**Given exercise**
Copy down every line where the string "Clock" shows up.

**Data lines**
++++++

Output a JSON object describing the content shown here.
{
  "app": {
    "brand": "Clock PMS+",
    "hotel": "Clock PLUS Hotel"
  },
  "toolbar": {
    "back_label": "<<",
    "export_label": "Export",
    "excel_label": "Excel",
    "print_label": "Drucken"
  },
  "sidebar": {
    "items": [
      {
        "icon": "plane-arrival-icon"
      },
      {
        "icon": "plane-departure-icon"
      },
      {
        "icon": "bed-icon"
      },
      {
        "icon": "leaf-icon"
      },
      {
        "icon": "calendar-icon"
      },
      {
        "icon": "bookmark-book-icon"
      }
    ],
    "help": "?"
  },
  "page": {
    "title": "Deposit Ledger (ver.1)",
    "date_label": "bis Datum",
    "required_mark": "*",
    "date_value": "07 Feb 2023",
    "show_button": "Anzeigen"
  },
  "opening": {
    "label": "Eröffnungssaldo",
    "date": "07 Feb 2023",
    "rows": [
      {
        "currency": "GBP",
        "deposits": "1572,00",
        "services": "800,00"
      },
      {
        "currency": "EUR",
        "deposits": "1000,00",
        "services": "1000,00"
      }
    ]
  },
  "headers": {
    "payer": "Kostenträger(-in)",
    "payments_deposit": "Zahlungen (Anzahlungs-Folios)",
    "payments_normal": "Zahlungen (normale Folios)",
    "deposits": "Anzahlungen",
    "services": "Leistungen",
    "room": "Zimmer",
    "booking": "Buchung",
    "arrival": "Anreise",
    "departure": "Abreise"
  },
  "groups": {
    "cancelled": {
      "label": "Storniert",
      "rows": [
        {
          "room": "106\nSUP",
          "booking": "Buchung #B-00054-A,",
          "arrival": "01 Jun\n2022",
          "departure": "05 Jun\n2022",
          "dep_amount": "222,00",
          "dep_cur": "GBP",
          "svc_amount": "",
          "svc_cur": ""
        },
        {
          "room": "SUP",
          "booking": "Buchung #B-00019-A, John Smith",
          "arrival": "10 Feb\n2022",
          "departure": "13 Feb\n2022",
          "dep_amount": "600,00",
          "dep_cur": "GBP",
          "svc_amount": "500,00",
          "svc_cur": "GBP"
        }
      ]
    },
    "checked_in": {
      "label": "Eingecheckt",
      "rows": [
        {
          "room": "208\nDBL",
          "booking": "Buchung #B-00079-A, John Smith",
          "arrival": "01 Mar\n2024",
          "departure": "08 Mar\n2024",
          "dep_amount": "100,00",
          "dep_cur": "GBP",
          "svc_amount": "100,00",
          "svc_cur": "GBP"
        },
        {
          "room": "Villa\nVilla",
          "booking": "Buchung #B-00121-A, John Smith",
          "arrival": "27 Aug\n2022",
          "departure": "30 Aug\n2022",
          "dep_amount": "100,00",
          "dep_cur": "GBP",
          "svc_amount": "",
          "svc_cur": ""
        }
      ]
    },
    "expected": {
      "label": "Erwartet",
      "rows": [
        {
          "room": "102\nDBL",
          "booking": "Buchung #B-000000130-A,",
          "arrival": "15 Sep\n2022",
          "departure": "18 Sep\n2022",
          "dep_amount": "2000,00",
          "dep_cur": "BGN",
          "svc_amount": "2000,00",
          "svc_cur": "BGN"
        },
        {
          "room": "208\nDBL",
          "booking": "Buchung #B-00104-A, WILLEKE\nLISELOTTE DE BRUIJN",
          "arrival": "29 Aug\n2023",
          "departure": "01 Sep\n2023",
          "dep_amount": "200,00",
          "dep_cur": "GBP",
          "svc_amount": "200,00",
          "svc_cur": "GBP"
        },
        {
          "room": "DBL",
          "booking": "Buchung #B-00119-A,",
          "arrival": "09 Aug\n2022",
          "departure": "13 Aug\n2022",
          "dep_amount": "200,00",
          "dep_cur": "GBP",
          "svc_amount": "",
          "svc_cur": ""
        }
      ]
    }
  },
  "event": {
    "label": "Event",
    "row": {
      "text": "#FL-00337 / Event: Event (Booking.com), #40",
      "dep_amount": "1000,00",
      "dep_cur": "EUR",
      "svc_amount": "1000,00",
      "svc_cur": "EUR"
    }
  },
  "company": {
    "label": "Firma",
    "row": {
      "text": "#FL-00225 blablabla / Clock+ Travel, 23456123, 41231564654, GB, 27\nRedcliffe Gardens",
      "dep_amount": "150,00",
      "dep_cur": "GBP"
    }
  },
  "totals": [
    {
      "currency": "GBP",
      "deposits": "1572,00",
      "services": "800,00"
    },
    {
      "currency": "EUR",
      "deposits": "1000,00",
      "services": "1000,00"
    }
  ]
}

++++++

**Answer to the exercise**
    "brand": "Clock PMS+",
    "hotel": "Clock PLUS Hotel"
      "text": "#FL-00225 blablabla / Clock+ Travel, 23456123, 41231564654, GB, 27\nRedcliffe Gardens",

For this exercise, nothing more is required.